⟨

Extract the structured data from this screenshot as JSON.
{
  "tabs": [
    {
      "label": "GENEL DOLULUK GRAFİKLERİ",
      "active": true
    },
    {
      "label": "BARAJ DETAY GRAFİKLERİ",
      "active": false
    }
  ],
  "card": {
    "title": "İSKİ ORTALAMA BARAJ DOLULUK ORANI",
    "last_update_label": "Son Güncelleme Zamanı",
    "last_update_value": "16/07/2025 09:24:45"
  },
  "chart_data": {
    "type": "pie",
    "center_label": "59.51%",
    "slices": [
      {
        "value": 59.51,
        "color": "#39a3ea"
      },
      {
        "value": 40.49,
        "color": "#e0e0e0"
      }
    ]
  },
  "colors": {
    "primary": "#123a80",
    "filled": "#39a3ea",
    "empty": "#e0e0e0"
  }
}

⟩
⟨

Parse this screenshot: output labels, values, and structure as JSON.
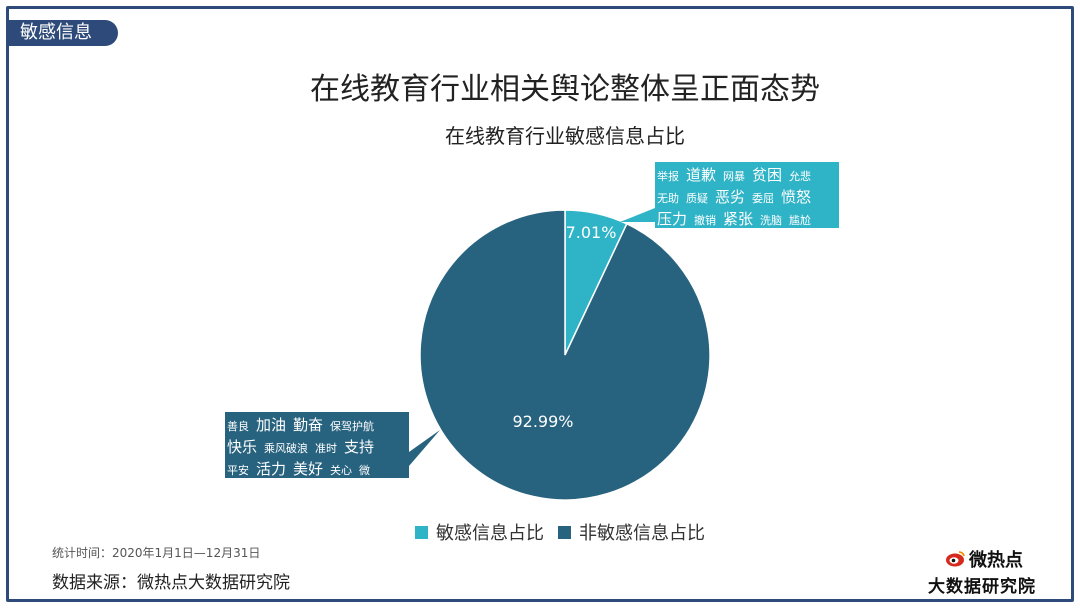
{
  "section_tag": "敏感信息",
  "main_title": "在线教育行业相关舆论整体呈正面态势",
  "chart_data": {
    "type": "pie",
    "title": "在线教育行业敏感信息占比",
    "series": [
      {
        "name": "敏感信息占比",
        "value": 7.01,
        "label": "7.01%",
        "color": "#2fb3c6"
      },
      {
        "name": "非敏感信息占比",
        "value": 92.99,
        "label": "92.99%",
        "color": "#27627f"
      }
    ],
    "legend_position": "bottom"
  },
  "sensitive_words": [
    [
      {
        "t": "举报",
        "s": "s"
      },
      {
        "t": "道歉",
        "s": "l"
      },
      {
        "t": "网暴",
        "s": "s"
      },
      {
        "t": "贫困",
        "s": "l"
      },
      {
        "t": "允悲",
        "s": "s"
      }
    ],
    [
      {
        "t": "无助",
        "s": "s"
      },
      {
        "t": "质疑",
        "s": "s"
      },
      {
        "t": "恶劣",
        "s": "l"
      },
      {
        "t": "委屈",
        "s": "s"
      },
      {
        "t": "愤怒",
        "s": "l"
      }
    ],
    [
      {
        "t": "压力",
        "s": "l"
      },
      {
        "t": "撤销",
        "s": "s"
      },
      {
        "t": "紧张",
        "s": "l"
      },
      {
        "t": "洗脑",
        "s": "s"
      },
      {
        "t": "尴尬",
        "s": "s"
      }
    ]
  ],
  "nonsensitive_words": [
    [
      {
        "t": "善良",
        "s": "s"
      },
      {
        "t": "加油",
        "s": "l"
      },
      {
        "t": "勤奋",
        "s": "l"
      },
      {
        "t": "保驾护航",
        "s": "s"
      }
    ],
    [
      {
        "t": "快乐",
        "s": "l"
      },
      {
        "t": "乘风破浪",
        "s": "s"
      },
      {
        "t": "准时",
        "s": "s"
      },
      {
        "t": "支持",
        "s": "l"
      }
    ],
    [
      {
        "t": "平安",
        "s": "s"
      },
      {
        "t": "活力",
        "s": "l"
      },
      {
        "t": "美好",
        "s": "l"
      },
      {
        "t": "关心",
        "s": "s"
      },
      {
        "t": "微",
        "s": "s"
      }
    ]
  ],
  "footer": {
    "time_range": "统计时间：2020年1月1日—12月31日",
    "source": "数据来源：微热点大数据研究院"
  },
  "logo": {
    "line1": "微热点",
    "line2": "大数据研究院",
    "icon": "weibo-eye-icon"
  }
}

⟩

**EXERCISE OBJECTIVE:**
Copy every line above that holds the word "BARAJ".

**RESPONSE FOR THIS EXERCISE:**
      "label": "BARAJ DETAY GRAFİKLERİ",
    "title": "İSKİ ORTALAMA BARAJ DOLULUK ORANI",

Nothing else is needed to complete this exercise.